AIM OF THE TASK — Check every line of the entries that follow, and copy the ones containing "Bust".

# # # # # # #

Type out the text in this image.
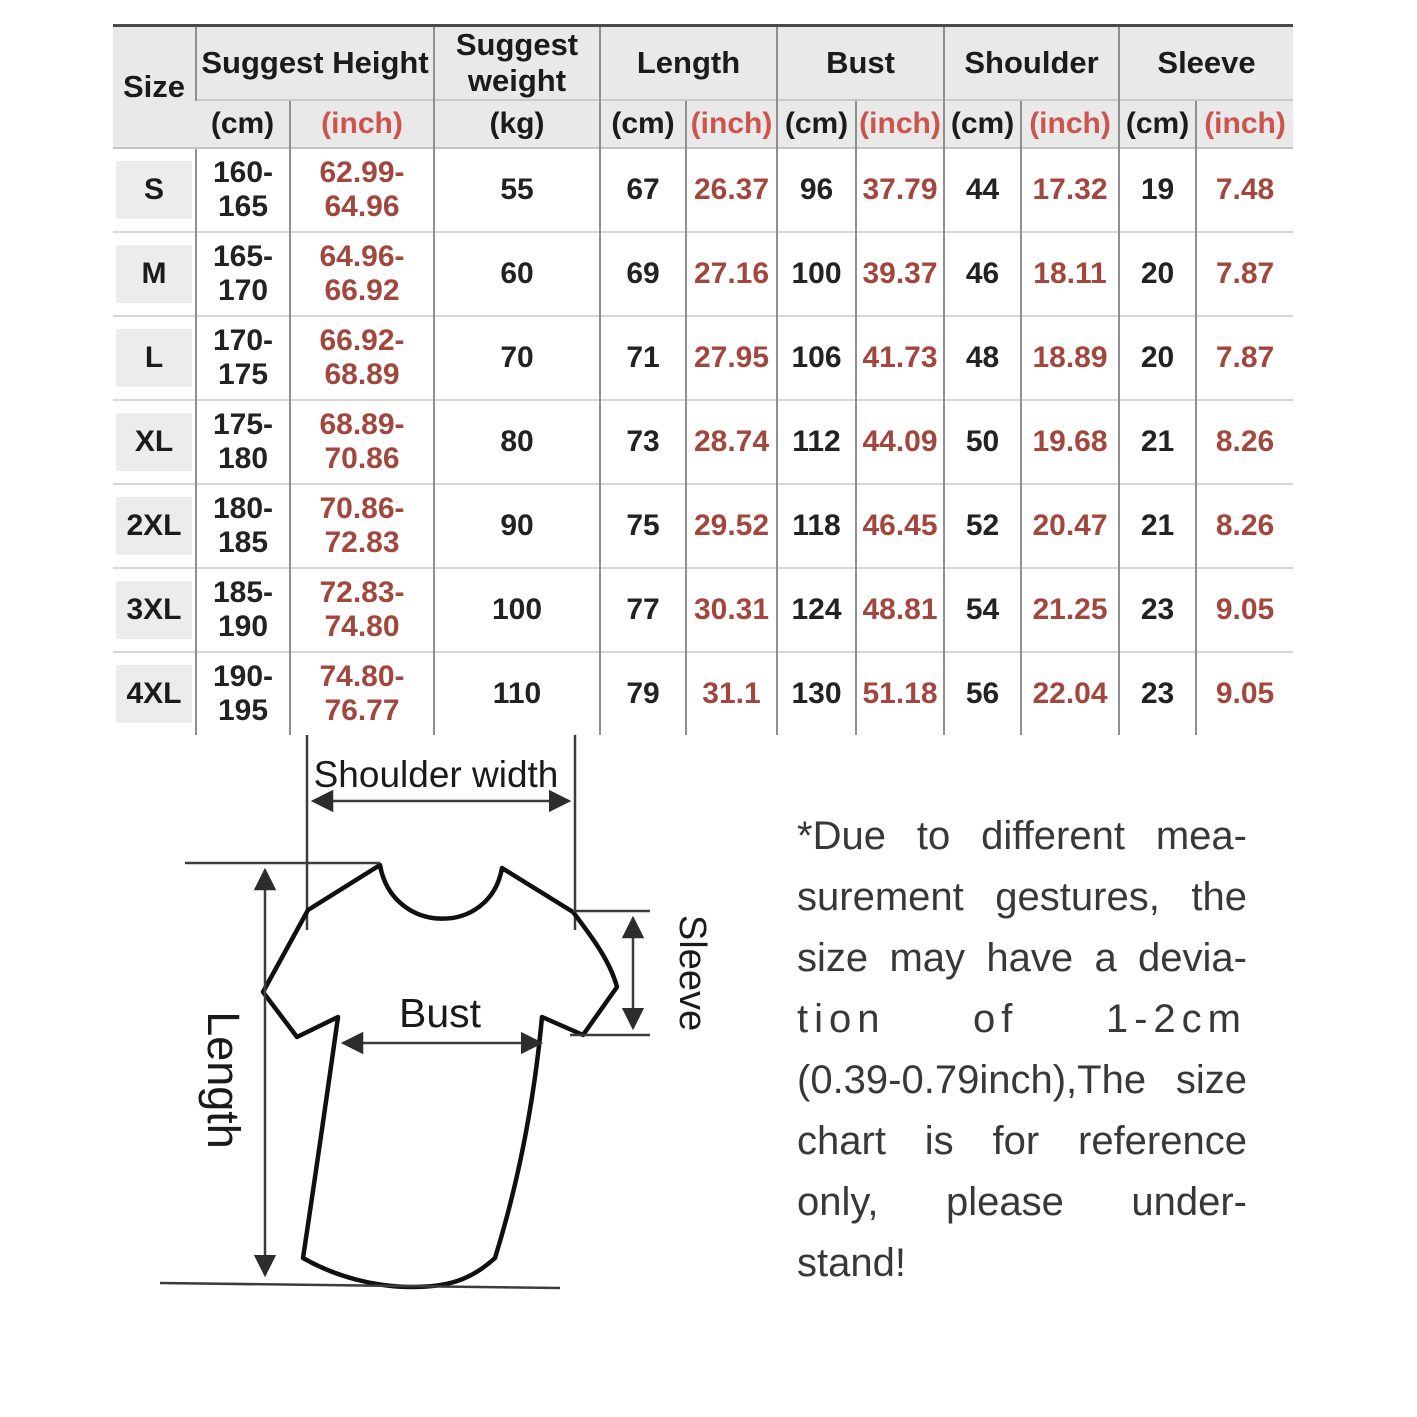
Size	Suggest Height		Suggest weight	Length		Bust		Shoulder		Sleeve	
	(cm)	(inch)	(kg)	(cm)	(inch)	(cm)	(inch)	(cm)	(inch)	(cm)	(inch)
S	160-165	62.99-64.96	55	67	26.37	96	37.79	44	17.32	19	7.48
M	165-170	64.96-66.92	60	69	27.16	100	39.37	46	18.11	20	7.87
L	170-175	66.92-68.89	70	71	27.95	106	41.73	48	18.89	20	7.87
XL	175-180	68.89-70.86	80	73	28.74	112	44.09	50	19.68	21	8.26
2XL	180-185	70.86-72.83	90	75	29.52	118	46.45	52	20.47	21	8.26
3XL	185-190	72.83-74.80	100	77	30.31	124	48.81	54	21.25	23	9.05
4XL	190-195	74.80-76.77	110	79	31.1	130	51.18	56	22.04	23	9.05
Shoulder width
Length
Sleeve
Bust
*Due to different mea-
surement gestures, the
size may have a devia-
tion of 1-2cm
(0.39-0.79inch),The size
chart is for reference
only, please under-
stand!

# # # # # # #

SOLUTION TO THIS PROBLEM —
Size	Suggest Height		Suggest weight	Length		Bust		Shoulder		Sleeve	
Bust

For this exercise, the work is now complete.